===== Provided material

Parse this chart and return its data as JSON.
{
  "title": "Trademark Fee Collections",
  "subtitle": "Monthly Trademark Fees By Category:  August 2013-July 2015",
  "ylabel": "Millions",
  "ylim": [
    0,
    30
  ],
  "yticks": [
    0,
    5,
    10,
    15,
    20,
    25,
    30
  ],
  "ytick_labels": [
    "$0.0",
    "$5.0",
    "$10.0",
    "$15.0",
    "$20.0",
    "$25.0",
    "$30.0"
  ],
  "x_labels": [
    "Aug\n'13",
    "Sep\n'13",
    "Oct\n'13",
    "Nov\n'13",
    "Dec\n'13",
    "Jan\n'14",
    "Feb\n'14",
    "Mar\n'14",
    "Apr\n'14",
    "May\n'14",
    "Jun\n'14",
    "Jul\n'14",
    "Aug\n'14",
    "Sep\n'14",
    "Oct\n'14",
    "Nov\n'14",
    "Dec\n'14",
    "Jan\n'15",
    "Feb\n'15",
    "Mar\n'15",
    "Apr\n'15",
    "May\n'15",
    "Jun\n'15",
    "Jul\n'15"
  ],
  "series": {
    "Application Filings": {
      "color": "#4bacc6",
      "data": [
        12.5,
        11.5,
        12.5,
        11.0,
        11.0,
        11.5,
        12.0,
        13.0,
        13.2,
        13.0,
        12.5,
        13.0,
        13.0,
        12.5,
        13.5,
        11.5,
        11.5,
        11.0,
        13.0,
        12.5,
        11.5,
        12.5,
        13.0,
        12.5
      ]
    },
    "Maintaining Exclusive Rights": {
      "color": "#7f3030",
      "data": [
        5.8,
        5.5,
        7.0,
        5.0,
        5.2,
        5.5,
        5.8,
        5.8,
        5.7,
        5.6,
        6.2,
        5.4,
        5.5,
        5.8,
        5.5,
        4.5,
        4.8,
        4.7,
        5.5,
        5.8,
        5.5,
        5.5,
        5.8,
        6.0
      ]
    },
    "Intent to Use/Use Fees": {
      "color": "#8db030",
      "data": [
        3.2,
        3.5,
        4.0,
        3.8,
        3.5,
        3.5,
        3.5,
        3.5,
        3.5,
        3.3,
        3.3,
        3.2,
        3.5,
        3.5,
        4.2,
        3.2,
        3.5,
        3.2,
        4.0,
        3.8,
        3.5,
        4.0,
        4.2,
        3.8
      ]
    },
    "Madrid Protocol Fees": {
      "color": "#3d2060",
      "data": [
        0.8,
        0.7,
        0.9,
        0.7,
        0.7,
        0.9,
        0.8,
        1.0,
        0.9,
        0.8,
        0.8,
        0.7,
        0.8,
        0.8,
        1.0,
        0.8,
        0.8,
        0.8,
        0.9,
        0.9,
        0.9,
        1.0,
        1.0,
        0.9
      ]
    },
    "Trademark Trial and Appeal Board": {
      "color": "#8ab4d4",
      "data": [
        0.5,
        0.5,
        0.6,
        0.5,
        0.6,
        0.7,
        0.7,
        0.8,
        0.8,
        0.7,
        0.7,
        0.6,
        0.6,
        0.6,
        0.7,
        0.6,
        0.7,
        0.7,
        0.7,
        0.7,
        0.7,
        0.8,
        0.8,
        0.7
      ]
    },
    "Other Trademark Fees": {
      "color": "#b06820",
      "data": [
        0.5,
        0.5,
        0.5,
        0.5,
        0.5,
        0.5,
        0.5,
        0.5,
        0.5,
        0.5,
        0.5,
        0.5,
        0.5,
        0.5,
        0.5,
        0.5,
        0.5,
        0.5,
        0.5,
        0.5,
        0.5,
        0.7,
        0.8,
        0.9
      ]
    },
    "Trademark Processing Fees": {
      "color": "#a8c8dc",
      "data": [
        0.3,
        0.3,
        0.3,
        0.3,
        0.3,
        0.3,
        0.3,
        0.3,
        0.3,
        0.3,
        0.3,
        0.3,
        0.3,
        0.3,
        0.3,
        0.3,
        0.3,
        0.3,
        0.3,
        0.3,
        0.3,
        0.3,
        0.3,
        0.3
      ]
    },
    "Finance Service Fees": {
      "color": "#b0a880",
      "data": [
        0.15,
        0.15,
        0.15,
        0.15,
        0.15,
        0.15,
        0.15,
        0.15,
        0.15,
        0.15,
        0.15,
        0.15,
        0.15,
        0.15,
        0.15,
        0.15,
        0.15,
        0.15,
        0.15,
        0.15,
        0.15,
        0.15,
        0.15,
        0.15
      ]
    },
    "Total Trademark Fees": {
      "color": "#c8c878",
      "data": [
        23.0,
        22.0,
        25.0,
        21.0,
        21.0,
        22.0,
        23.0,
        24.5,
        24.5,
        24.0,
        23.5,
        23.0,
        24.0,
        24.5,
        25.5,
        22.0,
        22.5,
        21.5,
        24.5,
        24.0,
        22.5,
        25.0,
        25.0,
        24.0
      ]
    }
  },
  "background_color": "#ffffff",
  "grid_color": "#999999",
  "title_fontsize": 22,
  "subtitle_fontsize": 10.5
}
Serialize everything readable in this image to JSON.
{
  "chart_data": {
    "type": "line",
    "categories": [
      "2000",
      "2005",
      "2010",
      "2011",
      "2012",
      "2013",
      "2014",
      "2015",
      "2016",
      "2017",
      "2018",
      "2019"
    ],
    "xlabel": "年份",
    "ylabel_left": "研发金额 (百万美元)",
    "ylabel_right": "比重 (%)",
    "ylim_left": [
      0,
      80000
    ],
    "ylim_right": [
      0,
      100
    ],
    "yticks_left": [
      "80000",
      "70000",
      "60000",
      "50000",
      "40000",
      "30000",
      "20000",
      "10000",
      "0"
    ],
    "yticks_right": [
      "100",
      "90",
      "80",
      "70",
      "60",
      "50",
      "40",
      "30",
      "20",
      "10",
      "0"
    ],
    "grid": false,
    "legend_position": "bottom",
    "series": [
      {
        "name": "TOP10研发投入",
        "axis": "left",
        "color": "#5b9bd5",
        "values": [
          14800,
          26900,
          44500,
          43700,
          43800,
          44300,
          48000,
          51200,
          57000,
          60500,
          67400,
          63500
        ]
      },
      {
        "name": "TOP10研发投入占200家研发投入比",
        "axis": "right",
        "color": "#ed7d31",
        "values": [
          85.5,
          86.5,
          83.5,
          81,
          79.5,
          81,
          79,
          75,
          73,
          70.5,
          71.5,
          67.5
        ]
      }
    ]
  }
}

==========

Task prompt
Where a line of the data holds "this", show that line.

Problem solution
Parse this chart and return its data as JSON.
Serialize everything readable in this image to JSON.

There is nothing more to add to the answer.